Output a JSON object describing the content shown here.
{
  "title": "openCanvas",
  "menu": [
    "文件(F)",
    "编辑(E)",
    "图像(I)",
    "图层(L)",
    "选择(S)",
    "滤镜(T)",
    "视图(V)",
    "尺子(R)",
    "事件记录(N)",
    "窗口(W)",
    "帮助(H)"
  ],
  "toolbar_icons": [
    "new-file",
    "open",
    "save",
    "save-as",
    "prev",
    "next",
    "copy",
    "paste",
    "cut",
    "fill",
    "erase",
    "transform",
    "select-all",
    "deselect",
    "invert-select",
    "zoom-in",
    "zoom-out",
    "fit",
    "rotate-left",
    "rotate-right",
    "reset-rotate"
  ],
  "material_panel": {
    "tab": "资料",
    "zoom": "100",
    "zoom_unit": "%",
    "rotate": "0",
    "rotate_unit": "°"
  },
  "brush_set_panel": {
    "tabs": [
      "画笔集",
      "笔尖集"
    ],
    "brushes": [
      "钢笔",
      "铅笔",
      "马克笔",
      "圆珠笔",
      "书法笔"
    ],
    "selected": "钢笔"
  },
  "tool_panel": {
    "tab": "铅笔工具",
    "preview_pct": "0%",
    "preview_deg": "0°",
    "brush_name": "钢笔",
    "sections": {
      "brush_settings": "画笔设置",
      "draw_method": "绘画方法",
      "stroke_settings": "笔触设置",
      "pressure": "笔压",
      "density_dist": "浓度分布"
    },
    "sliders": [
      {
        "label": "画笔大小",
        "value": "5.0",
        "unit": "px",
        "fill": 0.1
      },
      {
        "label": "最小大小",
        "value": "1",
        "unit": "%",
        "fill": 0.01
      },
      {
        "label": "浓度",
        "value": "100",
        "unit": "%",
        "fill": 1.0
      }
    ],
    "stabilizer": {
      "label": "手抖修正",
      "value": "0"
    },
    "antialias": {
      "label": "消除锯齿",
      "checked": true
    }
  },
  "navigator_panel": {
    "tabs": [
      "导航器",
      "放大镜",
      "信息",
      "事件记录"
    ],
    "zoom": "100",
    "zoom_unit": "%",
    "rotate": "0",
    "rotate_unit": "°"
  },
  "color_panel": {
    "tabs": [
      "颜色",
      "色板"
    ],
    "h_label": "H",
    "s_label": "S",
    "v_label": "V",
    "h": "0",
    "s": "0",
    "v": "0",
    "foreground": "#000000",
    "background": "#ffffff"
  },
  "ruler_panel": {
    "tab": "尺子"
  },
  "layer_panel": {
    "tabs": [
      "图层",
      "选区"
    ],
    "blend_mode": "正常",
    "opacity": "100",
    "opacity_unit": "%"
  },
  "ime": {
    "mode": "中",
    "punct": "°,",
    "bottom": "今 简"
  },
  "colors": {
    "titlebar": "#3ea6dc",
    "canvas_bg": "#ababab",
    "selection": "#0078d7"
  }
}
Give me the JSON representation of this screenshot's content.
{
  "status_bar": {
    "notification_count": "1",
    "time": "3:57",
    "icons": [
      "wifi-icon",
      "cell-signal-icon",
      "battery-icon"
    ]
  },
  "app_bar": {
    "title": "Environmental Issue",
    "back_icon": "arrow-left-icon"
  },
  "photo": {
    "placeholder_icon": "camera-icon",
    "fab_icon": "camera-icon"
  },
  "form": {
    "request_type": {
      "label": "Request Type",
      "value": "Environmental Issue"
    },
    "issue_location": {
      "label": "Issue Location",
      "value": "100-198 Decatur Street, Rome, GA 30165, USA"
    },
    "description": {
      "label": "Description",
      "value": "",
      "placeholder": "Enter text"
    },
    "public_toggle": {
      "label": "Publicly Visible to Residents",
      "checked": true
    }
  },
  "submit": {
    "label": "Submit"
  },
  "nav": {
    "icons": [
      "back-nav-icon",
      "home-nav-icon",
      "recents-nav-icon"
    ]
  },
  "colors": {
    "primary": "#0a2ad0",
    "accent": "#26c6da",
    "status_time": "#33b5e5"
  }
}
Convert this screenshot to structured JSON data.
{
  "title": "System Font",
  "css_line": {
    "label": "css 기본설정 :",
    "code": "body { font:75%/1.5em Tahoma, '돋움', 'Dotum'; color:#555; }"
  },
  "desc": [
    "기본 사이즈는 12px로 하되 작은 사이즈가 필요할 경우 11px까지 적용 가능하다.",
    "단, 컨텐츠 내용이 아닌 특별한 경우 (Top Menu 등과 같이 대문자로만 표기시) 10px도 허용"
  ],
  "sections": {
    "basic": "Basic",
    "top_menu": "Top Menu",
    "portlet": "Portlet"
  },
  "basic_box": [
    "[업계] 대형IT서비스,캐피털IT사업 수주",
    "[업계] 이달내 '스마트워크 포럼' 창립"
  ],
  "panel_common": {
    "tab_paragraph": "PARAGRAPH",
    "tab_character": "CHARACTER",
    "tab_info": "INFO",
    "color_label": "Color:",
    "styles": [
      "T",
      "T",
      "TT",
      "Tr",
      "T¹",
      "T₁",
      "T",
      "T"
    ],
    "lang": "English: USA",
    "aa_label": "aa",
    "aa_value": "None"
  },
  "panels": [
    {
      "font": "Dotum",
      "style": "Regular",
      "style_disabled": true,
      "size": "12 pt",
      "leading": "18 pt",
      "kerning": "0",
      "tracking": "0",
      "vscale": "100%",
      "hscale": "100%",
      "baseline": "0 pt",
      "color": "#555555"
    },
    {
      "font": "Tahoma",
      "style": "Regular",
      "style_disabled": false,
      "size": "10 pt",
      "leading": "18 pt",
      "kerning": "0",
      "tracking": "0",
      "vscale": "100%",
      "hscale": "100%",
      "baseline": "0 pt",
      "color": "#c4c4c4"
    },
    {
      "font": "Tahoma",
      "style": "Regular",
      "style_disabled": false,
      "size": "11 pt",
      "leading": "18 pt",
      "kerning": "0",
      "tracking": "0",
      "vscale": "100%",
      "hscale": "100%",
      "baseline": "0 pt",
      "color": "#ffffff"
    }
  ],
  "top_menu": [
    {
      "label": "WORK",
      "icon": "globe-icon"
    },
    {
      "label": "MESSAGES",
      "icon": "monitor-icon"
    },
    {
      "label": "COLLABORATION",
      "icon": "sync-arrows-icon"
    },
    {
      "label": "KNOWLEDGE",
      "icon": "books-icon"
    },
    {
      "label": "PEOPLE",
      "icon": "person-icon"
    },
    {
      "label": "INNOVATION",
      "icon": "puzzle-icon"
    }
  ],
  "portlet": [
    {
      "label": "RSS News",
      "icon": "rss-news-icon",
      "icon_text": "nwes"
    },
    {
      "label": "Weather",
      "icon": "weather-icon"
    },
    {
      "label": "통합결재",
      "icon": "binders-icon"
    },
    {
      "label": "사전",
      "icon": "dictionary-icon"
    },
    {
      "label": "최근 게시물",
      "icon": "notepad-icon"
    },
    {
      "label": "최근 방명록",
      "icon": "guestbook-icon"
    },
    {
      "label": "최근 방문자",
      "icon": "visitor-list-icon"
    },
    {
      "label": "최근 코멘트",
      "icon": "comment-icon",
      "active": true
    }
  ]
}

══════

* _Task brief_
Once more, set down the full listing, verbatim.

* _Task answer_
Output a JSON object describing the content shown here.
{
  "title": "openCanvas",
  "menu": [
    "文件(F)",
    "编辑(E)",
    "图像(I)",
    "图层(L)",
    "选择(S)",
    "滤镜(T)",
    "视图(V)",
    "尺子(R)",
    "事件记录(N)",
    "窗口(W)",
    "帮助(H)"
  ],
  "toolbar_icons": [
    "new-file",
    "open",
    "save",
    "save-as",
    "prev",
    "next",
    "copy",
    "paste",
    "cut",
    "fill",
    "erase",
    "transform",
    "select-all",
    "deselect",
    "invert-select",
    "zoom-in",
    "zoom-out",
    "fit",
    "rotate-left",
    "rotate-right",
    "reset-rotate"
  ],
  "material_panel": {
    "tab": "资料",
    "zoom": "100",
    "zoom_unit": "%",
    "rotate": "0",
    "rotate_unit": "°"
  },
  "brush_set_panel": {
    "tabs": [
      "画笔集",
      "笔尖集"
    ],
    "brushes": [
      "钢笔",
      "铅笔",
      "马克笔",
      "圆珠笔",
      "书法笔"
    ],
    "selected": "钢笔"
  },
  "tool_panel": {
    "tab": "铅笔工具",
    "preview_pct": "0%",
    "preview_deg": "0°",
    "brush_name": "钢笔",
    "sections": {
      "brush_settings": "画笔设置",
      "draw_method": "绘画方法",
      "stroke_settings": "笔触设置",
      "pressure": "笔压",
      "density_dist": "浓度分布"
    },
    "sliders": [
      {
        "label": "画笔大小",
        "value": "5.0",
        "unit": "px",
        "fill": 0.1
      },
      {
        "label": "最小大小",
        "value": "1",
        "unit": "%",
        "fill": 0.01
      },
      {
        "label": "浓度",
        "value": "100",
        "unit": "%",
        "fill": 1.0
      }
    ],
    "stabilizer": {
      "label": "手抖修正",
      "value": "0"
    },
    "antialias": {
      "label": "消除锯齿",
      "checked": true
    }
  },
  "navigator_panel": {
    "tabs": [
      "导航器",
      "放大镜",
      "信息",
      "事件记录"
    ],
    "zoom": "100",
    "zoom_unit": "%",
    "rotate": "0",
    "rotate_unit": "°"
  },
  "color_panel": {
    "tabs": [
      "颜色",
      "色板"
    ],
    "h_label": "H",
    "s_label": "S",
    "v_label": "V",
    "h": "0",
    "s": "0",
    "v": "0",
    "foreground": "#000000",
    "background": "#ffffff"
  },
  "ruler_panel": {
    "tab": "尺子"
  },
  "layer_panel": {
    "tabs": [
      "图层",
      "选区"
    ],
    "blend_mode": "正常",
    "opacity": "100",
    "opacity_unit": "%"
  },
  "ime": {
    "mode": "中",
    "punct": "°,",
    "bottom": "今 简"
  },
  "colors": {
    "titlebar": "#3ea6dc",
    "canvas_bg": "#ababab",
    "selection": "#0078d7"
  }
}
Give me the JSON representation of this screenshot's content.
{
  "status_bar": {
    "notification_count": "1",
    "time": "3:57",
    "icons": [
      "wifi-icon",
      "cell-signal-icon",
      "battery-icon"
    ]
  },
  "app_bar": {
    "title": "Environmental Issue",
    "back_icon": "arrow-left-icon"
  },
  "photo": {
    "placeholder_icon": "camera-icon",
    "fab_icon": "camera-icon"
  },
  "form": {
    "request_type": {
      "label": "Request Type",
      "value": "Environmental Issue"
    },
    "issue_location": {
      "label": "Issue Location",
      "value": "100-198 Decatur Street, Rome, GA 30165, USA"
    },
    "description": {
      "label": "Description",
      "value": "",
      "placeholder": "Enter text"
    },
    "public_toggle": {
      "label": "Publicly Visible to Residents",
      "checked": true
    }
  },
  "submit": {
    "label": "Submit"
  },
  "nav": {
    "icons": [
      "back-nav-icon",
      "home-nav-icon",
      "recents-nav-icon"
    ]
  },
  "colors": {
    "primary": "#0a2ad0",
    "accent": "#26c6da",
    "status_time": "#33b5e5"
  }
}
Convert this screenshot to structured JSON data.
{
  "title": "System Font",
  "css_line": {
    "label": "css 기본설정 :",
    "code": "body { font:75%/1.5em Tahoma, '돋움', 'Dotum'; color:#555; }"
  },
  "desc": [
    "기본 사이즈는 12px로 하되 작은 사이즈가 필요할 경우 11px까지 적용 가능하다.",
    "단, 컨텐츠 내용이 아닌 특별한 경우 (Top Menu 등과 같이 대문자로만 표기시) 10px도 허용"
  ],
  "sections": {
    "basic": "Basic",
    "top_menu": "Top Menu",
    "portlet": "Portlet"
  },
  "basic_box": [
    "[업계] 대형IT서비스,캐피털IT사업 수주",
    "[업계] 이달내 '스마트워크 포럼' 창립"
  ],
  "panel_common": {
    "tab_paragraph": "PARAGRAPH",
    "tab_character": "CHARACTER",
    "tab_info": "INFO",
    "color_label": "Color:",
    "styles": [
      "T",
      "T",
      "TT",
      "Tr",
      "T¹",
      "T₁",
      "T",
      "T"
    ],
    "lang": "English: USA",
    "aa_label": "aa",
    "aa_value": "None"
  },
  "panels": [
    {
      "font": "Dotum",
      "style": "Regular",
      "style_disabled": true,
      "size": "12 pt",
      "leading": "18 pt",
      "kerning": "0",
      "tracking": "0",
      "vscale": "100%",
      "hscale": "100%",
      "baseline": "0 pt",
      "color": "#555555"
    },
    {
      "font": "Tahoma",
      "style": "Regular",
      "style_disabled": false,
      "size": "10 pt",
      "leading": "18 pt",
      "kerning": "0",
      "tracking": "0",
      "vscale": "100%",
      "hscale": "100%",
      "baseline": "0 pt",
      "color": "#c4c4c4"
    },
    {
      "font": "Tahoma",
      "style": "Regular",
      "style_disabled": false,
      "size": "11 pt",
      "leading": "18 pt",
      "kerning": "0",
      "tracking": "0",
      "vscale": "100%",
      "hscale": "100%",
      "baseline": "0 pt",
      "color": "#ffffff"
    }
  ],
  "top_menu": [
    {
      "label": "WORK",
      "icon": "globe-icon"
    },
    {
      "label": "MESSAGES",
      "icon": "monitor-icon"
    },
    {
      "label": "COLLABORATION",
      "icon": "sync-arrows-icon"
    },
    {
      "label": "KNOWLEDGE",
      "icon": "books-icon"
    },
    {
      "label": "PEOPLE",
      "icon": "person-icon"
    },
    {
      "label": "INNOVATION",
      "icon": "puzzle-icon"
    }
  ],
  "portlet": [
    {
      "label": "RSS News",
      "icon": "rss-news-icon",
      "icon_text": "nwes"
    },
    {
      "label": "Weather",
      "icon": "weather-icon"
    },
    {
      "label": "통합결재",
      "icon": "binders-icon"
    },
    {
      "label": "사전",
      "icon": "dictionary-icon"
    },
    {
      "label": "최근 게시물",
      "icon": "notepad-icon"
    },
    {
      "label": "최근 방명록",
      "icon": "guestbook-icon"
    },
    {
      "label": "최근 방문자",
      "icon": "visitor-list-icon"
    },
    {
      "label": "최근 코멘트",
      "icon": "comment-icon",
      "active": true
    }
  ]
}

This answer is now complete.